> Written instruction
Among the lines listed below, count those that include the string "JSON", and state only the count.

_ _ _

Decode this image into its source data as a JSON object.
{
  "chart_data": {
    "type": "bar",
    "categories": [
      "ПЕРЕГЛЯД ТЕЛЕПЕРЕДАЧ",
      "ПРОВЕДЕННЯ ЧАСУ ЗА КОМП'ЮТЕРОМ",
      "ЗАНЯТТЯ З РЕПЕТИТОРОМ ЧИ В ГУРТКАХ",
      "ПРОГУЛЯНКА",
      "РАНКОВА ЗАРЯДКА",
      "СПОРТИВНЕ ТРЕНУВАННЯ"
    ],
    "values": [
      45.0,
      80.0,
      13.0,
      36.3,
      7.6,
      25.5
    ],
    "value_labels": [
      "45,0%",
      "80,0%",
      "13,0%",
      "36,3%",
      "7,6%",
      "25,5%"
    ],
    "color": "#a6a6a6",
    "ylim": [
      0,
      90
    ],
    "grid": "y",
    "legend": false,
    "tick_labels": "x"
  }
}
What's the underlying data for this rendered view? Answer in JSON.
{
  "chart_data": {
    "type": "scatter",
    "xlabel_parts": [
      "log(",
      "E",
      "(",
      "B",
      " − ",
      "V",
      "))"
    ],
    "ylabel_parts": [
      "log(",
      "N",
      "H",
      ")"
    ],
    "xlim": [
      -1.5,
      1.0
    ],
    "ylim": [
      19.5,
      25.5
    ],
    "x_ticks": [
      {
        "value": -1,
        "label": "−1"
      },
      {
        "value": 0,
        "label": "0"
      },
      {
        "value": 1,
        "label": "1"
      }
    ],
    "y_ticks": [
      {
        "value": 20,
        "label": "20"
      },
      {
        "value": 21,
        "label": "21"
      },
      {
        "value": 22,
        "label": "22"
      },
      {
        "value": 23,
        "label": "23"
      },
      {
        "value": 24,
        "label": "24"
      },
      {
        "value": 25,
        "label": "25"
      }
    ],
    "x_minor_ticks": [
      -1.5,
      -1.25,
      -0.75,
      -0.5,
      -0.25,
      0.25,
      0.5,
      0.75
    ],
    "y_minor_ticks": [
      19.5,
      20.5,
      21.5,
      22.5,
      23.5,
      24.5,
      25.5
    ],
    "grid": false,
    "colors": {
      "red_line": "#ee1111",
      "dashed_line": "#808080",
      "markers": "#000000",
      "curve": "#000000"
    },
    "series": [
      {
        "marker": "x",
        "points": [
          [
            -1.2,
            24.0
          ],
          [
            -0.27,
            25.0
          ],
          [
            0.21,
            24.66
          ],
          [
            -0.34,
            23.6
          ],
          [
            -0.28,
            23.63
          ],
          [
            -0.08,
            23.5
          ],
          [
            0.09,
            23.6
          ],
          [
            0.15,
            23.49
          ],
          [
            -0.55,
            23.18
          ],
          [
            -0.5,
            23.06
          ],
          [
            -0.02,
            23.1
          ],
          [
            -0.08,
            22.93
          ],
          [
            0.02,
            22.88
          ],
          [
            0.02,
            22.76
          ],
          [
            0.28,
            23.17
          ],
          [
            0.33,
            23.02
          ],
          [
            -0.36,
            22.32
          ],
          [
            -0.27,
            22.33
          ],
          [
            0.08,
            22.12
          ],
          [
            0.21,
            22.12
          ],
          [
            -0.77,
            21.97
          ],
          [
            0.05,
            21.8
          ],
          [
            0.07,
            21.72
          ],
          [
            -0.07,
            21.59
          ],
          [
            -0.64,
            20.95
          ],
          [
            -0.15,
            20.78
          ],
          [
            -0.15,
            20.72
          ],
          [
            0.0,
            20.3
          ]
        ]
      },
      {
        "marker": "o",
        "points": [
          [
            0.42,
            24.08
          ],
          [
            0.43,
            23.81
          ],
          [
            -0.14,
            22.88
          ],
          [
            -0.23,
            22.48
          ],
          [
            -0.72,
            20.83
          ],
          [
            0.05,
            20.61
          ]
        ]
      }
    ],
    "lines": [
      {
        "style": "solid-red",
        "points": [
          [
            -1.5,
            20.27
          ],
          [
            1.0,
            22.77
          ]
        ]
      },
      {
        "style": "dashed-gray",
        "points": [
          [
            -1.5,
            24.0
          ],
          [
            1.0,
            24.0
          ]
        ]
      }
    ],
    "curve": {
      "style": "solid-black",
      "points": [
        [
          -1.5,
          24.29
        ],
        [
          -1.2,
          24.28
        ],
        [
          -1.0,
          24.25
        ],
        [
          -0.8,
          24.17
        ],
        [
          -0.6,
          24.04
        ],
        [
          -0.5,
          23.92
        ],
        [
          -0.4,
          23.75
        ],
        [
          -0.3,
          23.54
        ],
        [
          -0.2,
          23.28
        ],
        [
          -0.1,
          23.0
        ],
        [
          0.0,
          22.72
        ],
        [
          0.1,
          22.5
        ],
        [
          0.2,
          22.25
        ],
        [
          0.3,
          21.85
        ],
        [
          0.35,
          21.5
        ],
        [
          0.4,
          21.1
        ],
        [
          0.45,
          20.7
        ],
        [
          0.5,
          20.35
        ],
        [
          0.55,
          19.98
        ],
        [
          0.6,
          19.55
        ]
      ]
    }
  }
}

_ _ _

> Result of the exercise
2